▸ RECORDS FOR THIS TASK
···
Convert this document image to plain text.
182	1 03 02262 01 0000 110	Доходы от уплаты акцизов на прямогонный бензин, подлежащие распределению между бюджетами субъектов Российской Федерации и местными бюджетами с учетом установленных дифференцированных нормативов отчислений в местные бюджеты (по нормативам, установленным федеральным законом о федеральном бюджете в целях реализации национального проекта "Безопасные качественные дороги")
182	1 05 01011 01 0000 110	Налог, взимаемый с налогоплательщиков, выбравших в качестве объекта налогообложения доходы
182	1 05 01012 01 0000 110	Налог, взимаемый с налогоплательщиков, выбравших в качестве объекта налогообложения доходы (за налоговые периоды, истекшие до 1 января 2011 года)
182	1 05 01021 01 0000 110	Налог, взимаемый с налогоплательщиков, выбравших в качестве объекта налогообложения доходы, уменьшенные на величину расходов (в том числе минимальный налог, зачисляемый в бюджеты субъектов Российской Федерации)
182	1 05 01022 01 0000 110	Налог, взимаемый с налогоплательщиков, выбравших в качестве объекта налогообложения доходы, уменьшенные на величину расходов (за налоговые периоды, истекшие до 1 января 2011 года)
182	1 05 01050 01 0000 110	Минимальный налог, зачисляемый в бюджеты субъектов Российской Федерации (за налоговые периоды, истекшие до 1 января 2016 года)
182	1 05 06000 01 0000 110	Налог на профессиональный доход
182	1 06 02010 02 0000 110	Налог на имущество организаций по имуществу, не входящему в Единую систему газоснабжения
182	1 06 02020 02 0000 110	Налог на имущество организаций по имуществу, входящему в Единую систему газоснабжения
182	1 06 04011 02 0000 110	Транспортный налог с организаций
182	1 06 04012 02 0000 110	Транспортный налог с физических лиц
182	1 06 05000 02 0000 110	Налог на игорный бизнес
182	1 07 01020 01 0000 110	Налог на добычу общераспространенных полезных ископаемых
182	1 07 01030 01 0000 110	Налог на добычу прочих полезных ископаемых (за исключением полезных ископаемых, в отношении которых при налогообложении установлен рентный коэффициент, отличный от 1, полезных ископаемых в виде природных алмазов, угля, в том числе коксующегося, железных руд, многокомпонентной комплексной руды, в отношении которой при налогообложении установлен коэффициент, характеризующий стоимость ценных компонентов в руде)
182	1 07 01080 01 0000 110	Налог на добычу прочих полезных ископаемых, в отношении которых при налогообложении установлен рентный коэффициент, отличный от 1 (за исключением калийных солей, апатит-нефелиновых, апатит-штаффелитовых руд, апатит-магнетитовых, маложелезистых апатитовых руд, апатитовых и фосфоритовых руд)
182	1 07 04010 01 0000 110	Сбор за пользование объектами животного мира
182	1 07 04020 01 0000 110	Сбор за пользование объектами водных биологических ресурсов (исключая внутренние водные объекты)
···
▸ YOUR TASK
Check each line of the records for the word "налогоплательщиков", and show the lines that contain it.

▸ RESULT OF THE TASK
182	1 05 01011 01 0000 110	Налог, взимаемый с налогоплательщиков, выбравших в качестве объекта налогообложения доходы
182	1 05 01012 01 0000 110	Налог, взимаемый с налогоплательщиков, выбравших в качестве объекта налогообложения доходы (за налоговые периоды, истекшие до 1 января 2011 года)
182	1 05 01021 01 0000 110	Налог, взимаемый с налогоплательщиков, выбравших в качестве объекта налогообложения доходы, уменьшенные на величину расходов (в том числе минимальный налог, зачисляемый в бюджеты субъектов Российской Федерации)
182	1 05 01022 01 0000 110	Налог, взимаемый с налогоплательщиков, выбравших в качестве объекта налогообложения доходы, уменьшенные на величину расходов (за налоговые периоды, истекшие до 1 января 2011 года)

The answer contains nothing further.